## EXERCISE GOAL
Take each line containing "opportunities" and report it exactly as written.
>> START
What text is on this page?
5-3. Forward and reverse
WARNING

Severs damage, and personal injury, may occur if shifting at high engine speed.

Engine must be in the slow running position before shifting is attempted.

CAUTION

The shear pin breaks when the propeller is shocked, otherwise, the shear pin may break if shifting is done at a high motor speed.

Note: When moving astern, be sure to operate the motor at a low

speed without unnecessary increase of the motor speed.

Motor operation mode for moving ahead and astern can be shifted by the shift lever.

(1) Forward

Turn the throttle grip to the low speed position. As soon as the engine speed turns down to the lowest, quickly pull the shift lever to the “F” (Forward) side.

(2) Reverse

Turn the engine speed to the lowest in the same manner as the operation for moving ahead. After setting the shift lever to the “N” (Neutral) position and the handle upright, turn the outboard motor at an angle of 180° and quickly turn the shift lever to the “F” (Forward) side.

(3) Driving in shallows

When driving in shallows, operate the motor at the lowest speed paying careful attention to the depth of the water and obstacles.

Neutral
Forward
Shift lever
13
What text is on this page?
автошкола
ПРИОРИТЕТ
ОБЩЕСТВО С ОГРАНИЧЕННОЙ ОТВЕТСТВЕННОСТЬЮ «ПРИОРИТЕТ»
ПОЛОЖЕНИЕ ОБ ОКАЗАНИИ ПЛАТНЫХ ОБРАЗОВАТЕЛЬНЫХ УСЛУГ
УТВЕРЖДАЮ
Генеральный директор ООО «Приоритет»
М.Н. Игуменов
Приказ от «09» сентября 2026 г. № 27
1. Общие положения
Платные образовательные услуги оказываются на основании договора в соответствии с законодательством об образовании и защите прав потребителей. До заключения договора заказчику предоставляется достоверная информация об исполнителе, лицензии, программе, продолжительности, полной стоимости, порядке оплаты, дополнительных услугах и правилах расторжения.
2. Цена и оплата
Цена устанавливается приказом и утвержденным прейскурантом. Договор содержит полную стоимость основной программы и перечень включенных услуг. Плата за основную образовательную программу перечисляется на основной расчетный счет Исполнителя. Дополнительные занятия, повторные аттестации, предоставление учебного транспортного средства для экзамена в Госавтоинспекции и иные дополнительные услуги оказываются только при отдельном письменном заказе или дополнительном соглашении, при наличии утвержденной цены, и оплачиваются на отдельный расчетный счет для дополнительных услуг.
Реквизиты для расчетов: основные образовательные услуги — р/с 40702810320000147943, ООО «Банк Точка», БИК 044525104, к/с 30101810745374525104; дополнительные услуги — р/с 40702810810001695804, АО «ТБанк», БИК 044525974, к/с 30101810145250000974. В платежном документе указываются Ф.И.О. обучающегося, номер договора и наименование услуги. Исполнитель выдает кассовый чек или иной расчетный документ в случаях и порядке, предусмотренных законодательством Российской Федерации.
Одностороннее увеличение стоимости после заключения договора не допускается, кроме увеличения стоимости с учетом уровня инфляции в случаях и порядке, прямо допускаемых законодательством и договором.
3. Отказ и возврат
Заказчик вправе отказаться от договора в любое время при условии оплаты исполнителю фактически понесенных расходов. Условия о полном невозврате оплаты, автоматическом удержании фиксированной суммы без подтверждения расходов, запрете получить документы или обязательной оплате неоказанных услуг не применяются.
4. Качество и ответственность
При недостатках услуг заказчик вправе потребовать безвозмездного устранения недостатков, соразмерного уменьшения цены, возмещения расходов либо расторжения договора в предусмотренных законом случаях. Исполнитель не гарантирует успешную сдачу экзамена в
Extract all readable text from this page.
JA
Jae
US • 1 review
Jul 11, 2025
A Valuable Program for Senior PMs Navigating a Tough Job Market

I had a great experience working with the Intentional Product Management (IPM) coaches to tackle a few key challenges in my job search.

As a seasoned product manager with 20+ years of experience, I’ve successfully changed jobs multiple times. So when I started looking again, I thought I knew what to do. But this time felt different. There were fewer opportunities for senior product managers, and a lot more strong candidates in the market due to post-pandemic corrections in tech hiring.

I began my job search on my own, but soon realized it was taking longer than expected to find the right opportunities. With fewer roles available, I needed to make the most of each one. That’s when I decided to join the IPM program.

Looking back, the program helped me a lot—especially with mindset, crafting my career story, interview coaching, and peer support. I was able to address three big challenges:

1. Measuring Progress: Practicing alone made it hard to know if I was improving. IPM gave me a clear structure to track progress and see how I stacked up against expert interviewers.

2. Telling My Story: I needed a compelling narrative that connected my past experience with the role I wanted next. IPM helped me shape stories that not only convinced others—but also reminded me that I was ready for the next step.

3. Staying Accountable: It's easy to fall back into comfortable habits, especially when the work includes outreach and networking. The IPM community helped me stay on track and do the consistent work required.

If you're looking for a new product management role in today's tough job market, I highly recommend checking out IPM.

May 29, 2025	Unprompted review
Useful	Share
>> END
## THE RESULT
As a seasoned product manager with 20+ years of experience, I’ve successfully changed jobs multiple times. So when I started looking again, I thought I knew what to do. But this time felt different. There were fewer opportunities for senior product managers, and a lot more strong candidates in the market due to post-pandemic corrections in tech hiring.
I began my job search on my own, but soon realized it was taking longer than expected to find the right opportunities. With fewer roles available, I needed to make the most of each one. That’s when I decided to join the IPM program.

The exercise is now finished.